*To be done*.
Collect all lines containing the word "router" from the data.

*Supplied data*.
▼▼▼
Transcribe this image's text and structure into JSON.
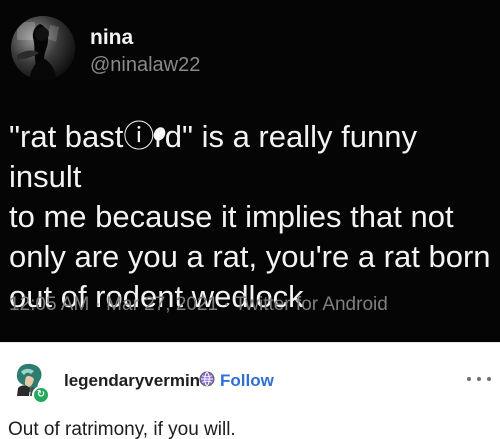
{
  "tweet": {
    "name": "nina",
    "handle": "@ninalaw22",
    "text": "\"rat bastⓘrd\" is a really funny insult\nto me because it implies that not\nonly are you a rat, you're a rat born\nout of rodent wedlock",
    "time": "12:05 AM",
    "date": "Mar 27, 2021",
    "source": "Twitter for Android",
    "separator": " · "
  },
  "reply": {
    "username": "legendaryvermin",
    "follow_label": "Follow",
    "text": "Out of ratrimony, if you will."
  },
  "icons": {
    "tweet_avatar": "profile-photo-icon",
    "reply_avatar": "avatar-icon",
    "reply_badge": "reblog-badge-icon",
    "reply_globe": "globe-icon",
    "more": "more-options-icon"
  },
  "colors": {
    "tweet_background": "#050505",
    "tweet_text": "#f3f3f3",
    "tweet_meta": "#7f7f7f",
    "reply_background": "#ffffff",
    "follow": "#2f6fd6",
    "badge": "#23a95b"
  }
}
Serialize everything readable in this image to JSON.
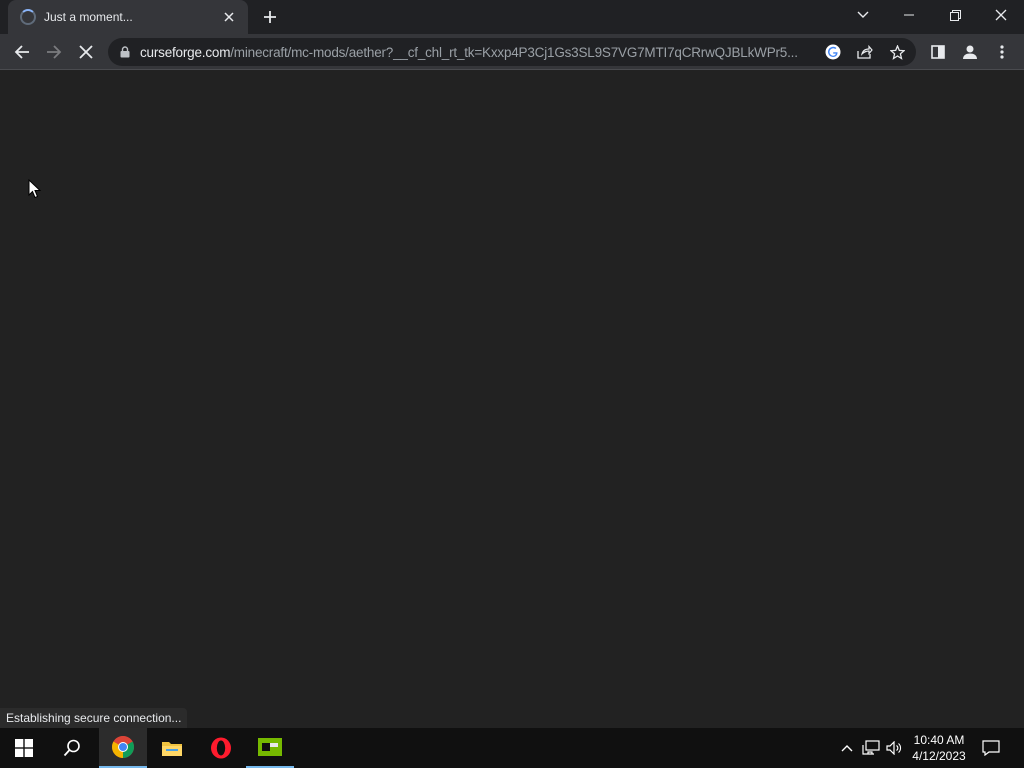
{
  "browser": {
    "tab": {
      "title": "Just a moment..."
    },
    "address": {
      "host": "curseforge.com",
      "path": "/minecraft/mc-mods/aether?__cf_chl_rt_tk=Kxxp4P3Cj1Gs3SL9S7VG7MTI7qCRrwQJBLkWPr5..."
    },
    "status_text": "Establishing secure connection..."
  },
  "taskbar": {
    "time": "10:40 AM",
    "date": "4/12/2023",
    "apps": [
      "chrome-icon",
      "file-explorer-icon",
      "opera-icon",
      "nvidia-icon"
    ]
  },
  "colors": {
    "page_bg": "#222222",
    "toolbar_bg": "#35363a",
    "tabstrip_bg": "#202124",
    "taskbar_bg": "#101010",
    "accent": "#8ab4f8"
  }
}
▲▲▲
▼▼▼
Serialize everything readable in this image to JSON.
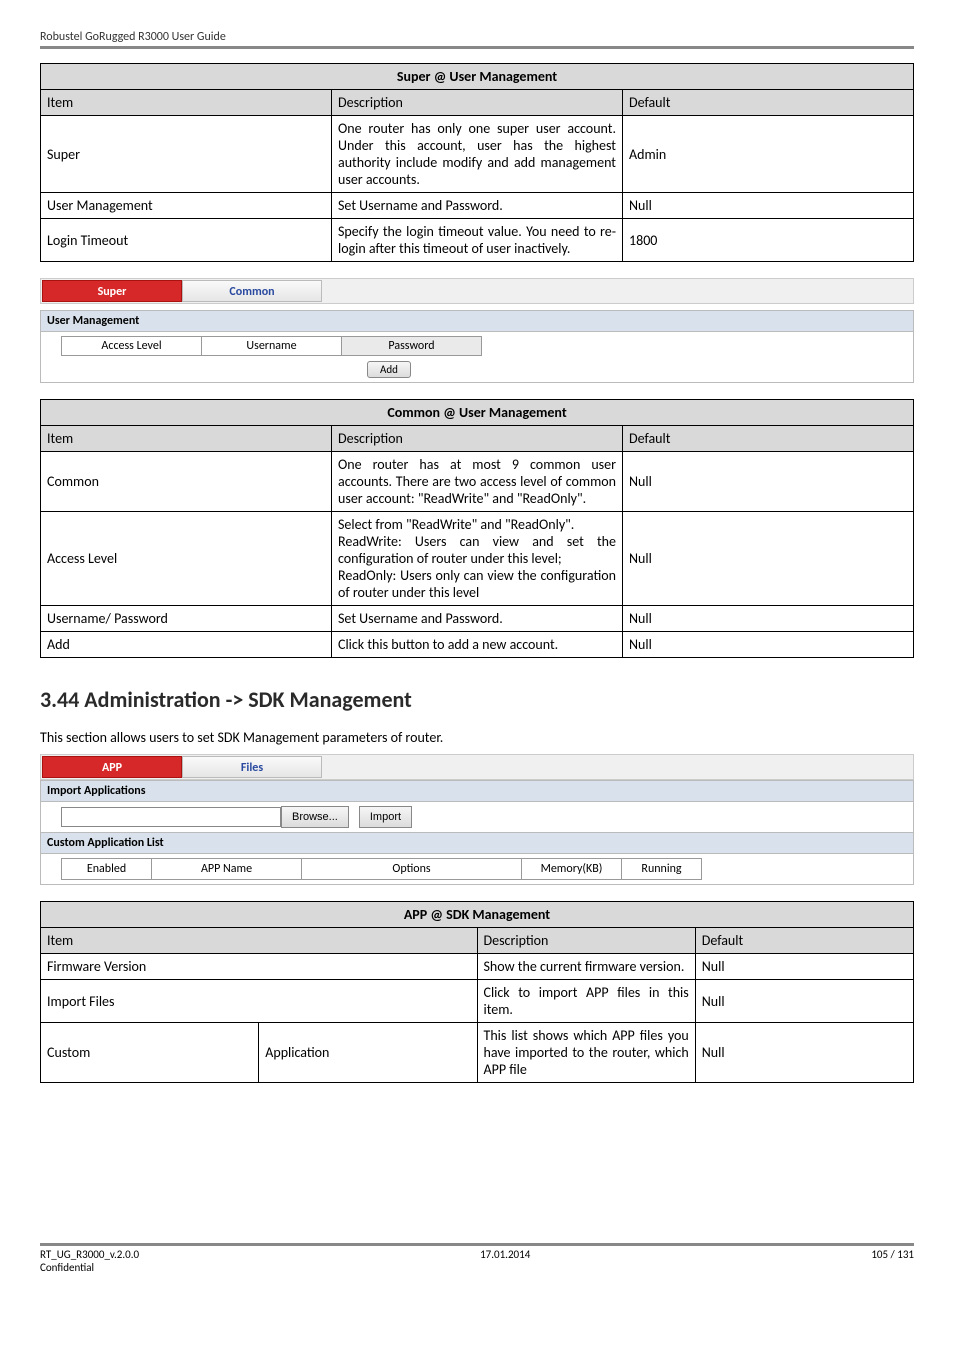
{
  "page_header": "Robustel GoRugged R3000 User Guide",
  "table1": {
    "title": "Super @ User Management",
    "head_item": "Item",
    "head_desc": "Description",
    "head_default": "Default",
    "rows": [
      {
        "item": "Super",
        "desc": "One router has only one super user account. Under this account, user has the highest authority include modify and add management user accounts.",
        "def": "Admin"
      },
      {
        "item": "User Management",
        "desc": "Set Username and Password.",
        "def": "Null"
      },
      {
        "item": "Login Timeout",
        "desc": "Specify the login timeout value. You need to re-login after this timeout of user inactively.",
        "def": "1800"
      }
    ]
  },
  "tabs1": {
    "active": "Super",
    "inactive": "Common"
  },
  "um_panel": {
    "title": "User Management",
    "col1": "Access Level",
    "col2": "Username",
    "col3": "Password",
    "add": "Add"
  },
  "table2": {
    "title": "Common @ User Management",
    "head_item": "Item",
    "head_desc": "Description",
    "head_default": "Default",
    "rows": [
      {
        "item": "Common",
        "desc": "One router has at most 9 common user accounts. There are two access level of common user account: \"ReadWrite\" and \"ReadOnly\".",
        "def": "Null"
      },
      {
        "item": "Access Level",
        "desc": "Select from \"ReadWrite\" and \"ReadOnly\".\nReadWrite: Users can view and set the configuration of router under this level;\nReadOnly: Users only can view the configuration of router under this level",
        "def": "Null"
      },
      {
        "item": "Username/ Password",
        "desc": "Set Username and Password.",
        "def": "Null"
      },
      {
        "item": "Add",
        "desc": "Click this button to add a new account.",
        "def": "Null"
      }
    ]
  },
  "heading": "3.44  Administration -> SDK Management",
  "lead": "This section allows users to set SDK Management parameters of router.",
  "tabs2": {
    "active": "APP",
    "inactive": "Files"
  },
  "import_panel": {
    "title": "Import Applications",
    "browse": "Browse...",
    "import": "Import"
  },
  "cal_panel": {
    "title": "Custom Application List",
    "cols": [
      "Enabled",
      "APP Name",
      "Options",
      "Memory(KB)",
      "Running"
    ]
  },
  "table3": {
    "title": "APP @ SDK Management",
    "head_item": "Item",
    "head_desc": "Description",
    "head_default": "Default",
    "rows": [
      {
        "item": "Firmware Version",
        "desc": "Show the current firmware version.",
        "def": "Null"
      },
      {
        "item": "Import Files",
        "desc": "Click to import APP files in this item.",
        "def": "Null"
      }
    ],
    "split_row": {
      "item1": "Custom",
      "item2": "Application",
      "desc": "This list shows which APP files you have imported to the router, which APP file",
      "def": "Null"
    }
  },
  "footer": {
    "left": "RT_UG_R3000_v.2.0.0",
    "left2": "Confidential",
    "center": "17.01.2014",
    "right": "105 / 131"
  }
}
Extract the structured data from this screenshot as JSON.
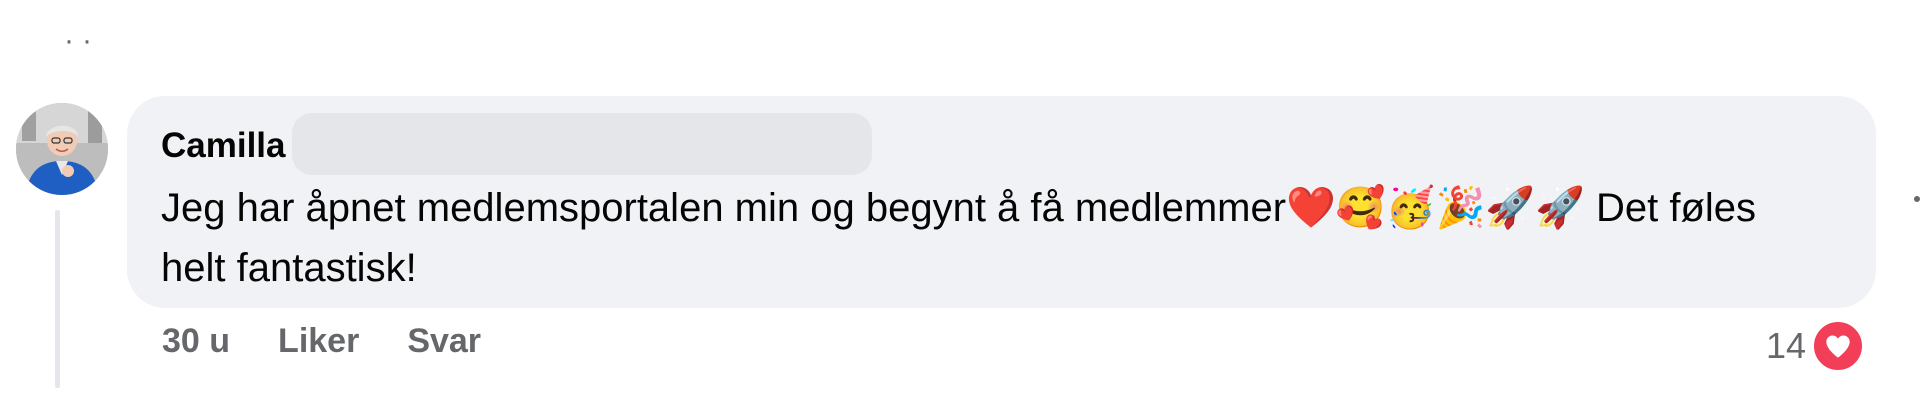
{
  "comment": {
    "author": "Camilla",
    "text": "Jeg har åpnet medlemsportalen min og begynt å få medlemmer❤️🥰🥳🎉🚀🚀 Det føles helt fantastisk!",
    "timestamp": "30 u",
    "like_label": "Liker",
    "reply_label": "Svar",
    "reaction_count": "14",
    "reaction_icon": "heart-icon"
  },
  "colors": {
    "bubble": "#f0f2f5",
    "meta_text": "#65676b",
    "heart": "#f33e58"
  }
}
▲▲▲
*Worked answer*.
        "desc": "One router has only one super user account. Under this account, user has the highest authority include modify and add management user accounts.",
        "desc": "One router has at most 9 common user accounts. There are two access level of common user account: \"ReadWrite\" and \"ReadOnly\".",
        "desc": "Select from \"ReadWrite\" and \"ReadOnly\".\nReadWrite: Users can view and set the configuration of router under this level;\nReadOnly: Users only can view the configuration of router under this level",
  "lead": "This section allows users to set SDK Management parameters of router.",
      "desc": "This list shows which APP files you have imported to the router, which APP file",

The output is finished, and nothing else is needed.